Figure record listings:
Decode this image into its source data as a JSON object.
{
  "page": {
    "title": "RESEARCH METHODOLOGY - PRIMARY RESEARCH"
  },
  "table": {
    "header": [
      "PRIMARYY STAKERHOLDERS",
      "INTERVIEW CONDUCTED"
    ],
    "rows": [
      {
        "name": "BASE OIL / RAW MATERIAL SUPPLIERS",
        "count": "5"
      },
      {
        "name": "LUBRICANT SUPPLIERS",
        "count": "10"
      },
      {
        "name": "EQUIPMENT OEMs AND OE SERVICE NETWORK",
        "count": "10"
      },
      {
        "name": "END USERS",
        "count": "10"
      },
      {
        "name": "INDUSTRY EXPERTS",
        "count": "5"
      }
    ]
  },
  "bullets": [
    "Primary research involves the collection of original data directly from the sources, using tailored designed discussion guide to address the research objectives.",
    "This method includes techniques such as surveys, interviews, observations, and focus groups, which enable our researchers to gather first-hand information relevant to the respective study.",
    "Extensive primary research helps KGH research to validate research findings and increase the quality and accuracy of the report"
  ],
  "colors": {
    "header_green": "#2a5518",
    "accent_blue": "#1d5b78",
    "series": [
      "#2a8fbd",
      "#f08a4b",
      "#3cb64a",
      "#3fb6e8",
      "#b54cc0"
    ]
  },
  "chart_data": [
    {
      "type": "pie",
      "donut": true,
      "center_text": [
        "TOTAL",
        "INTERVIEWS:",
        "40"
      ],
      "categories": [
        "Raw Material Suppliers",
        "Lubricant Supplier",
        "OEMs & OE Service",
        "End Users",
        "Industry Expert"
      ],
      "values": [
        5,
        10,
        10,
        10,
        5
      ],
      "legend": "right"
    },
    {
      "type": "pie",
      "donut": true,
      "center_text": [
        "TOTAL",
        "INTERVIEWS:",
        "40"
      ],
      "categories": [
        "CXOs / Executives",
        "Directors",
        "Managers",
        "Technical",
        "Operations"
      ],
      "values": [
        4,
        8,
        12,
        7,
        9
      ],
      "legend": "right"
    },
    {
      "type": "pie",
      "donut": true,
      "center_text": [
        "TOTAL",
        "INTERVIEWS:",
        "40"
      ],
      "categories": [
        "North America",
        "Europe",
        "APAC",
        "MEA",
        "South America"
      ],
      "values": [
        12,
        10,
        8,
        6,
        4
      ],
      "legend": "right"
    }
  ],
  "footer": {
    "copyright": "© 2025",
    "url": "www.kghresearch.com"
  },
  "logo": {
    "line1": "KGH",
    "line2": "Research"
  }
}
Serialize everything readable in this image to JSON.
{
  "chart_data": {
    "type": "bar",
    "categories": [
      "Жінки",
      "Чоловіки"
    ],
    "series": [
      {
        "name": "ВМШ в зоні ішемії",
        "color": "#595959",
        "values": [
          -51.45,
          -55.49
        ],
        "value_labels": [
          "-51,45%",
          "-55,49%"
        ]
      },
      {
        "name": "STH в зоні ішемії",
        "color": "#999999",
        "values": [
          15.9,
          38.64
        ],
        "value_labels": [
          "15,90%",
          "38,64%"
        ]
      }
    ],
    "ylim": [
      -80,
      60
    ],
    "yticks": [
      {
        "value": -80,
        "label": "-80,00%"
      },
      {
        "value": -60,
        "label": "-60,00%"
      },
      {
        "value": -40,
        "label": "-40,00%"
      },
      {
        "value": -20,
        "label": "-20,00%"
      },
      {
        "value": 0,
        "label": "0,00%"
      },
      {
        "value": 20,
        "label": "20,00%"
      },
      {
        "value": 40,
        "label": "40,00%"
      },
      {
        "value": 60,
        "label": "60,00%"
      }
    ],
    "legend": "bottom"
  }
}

• **DO THIS**
Give back exactly the lines running from the line containing "Serialize everything readable" through the end of the material above, both included, and nothing beyond them.

• **EXPECTED OUTPUT**
Serialize everything readable in this image to JSON.
{
  "chart_data": {
    "type": "bar",
    "categories": [
      "Жінки",
      "Чоловіки"
    ],
    "series": [
      {
        "name": "ВМШ в зоні ішемії",
        "color": "#595959",
        "values": [
          -51.45,
          -55.49
        ],
        "value_labels": [
          "-51,45%",
          "-55,49%"
        ]
      },
      {
        "name": "STH в зоні ішемії",
        "color": "#999999",
        "values": [
          15.9,
          38.64
        ],
        "value_labels": [
          "15,90%",
          "38,64%"
        ]
      }
    ],
    "ylim": [
      -80,
      60
    ],
    "yticks": [
      {
        "value": -80,
        "label": "-80,00%"
      },
      {
        "value": -60,
        "label": "-60,00%"
      },
      {
        "value": -40,
        "label": "-40,00%"
      },
      {
        "value": -20,
        "label": "-20,00%"
      },
      {
        "value": 0,
        "label": "0,00%"
      },
      {
        "value": 20,
        "label": "20,00%"
      },
      {
        "value": 40,
        "label": "40,00%"
      },
      {
        "value": 60,
        "label": "60,00%"
      }
    ],
    "legend": "bottom"
  }
}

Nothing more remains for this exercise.